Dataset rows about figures

-- Begin --

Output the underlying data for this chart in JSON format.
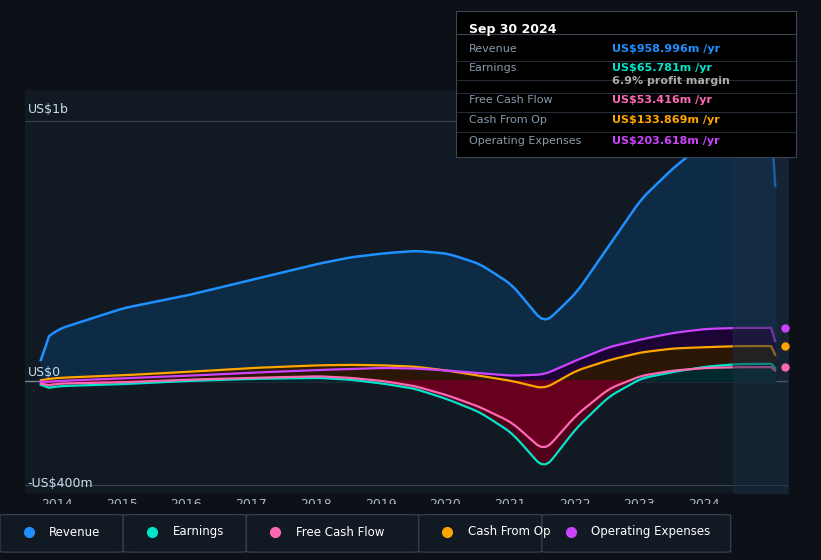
{
  "bg_color": "#0d1117",
  "chart_bg": "#111922",
  "ylabel_top": "US$1b",
  "ylabel_zero": "US$0",
  "ylabel_bottom": "-US$400m",
  "xlim": [
    2013.5,
    2025.3
  ],
  "ylim": [
    -430,
    1120
  ],
  "xtick_labels": [
    "2014",
    "2015",
    "2016",
    "2017",
    "2018",
    "2019",
    "2020",
    "2021",
    "2022",
    "2023",
    "2024"
  ],
  "xtick_positions": [
    2014,
    2015,
    2016,
    2017,
    2018,
    2019,
    2020,
    2021,
    2022,
    2023,
    2024
  ],
  "info_box": {
    "title": "Sep 30 2024",
    "rows": [
      {
        "label": "Revenue",
        "value": "US$958.996m /yr",
        "value_color": "#1e90ff"
      },
      {
        "label": "Earnings",
        "value": "US$65.781m /yr",
        "value_color": "#00e5cc"
      },
      {
        "label": "",
        "value": "6.9% profit margin",
        "value_color": "#aaaaaa"
      },
      {
        "label": "Free Cash Flow",
        "value": "US$53.416m /yr",
        "value_color": "#ff69b4"
      },
      {
        "label": "Cash From Op",
        "value": "US$133.869m /yr",
        "value_color": "#ffa500"
      },
      {
        "label": "Operating Expenses",
        "value": "US$203.618m /yr",
        "value_color": "#cc44ff"
      }
    ]
  },
  "revenue_color": "#1e90ff",
  "earnings_color": "#00e5cc",
  "fcf_color": "#ff69b4",
  "cashfromop_color": "#ffa500",
  "opex_color": "#cc44ff",
  "legend_items": [
    {
      "label": "Revenue",
      "color": "#1e90ff"
    },
    {
      "label": "Earnings",
      "color": "#00e5cc"
    },
    {
      "label": "Free Cash Flow",
      "color": "#ff69b4"
    },
    {
      "label": "Cash From Op",
      "color": "#ffa500"
    },
    {
      "label": "Operating Expenses",
      "color": "#cc44ff"
    }
  ]
}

-- End --

Goal of the exercise:
Take the listing and print it again exactly, but without any pictures.

Complete answer:
Output the underlying data for this chart in JSON format.
{
  "bg_color": "#0d1117",
  "chart_bg": "#111922",
  "ylabel_top": "US$1b",
  "ylabel_zero": "US$0",
  "ylabel_bottom": "-US$400m",
  "xlim": [
    2013.5,
    2025.3
  ],
  "ylim": [
    -430,
    1120
  ],
  "xtick_labels": [
    "2014",
    "2015",
    "2016",
    "2017",
    "2018",
    "2019",
    "2020",
    "2021",
    "2022",
    "2023",
    "2024"
  ],
  "xtick_positions": [
    2014,
    2015,
    2016,
    2017,
    2018,
    2019,
    2020,
    2021,
    2022,
    2023,
    2024
  ],
  "info_box": {
    "title": "Sep 30 2024",
    "rows": [
      {
        "label": "Revenue",
        "value": "US$958.996m /yr",
        "value_color": "#1e90ff"
      },
      {
        "label": "Earnings",
        "value": "US$65.781m /yr",
        "value_color": "#00e5cc"
      },
      {
        "label": "",
        "value": "6.9% profit margin",
        "value_color": "#aaaaaa"
      },
      {
        "label": "Free Cash Flow",
        "value": "US$53.416m /yr",
        "value_color": "#ff69b4"
      },
      {
        "label": "Cash From Op",
        "value": "US$133.869m /yr",
        "value_color": "#ffa500"
      },
      {
        "label": "Operating Expenses",
        "value": "US$203.618m /yr",
        "value_color": "#cc44ff"
      }
    ]
  },
  "revenue_color": "#1e90ff",
  "earnings_color": "#00e5cc",
  "fcf_color": "#ff69b4",
  "cashfromop_color": "#ffa500",
  "opex_color": "#cc44ff",
  "legend_items": [
    {
      "label": "Revenue",
      "color": "#1e90ff"
    },
    {
      "label": "Earnings",
      "color": "#00e5cc"
    },
    {
      "label": "Free Cash Flow",
      "color": "#ff69b4"
    },
    {
      "label": "Cash From Op",
      "color": "#ffa500"
    },
    {
      "label": "Operating Expenses",
      "color": "#cc44ff"
    }
  ]
}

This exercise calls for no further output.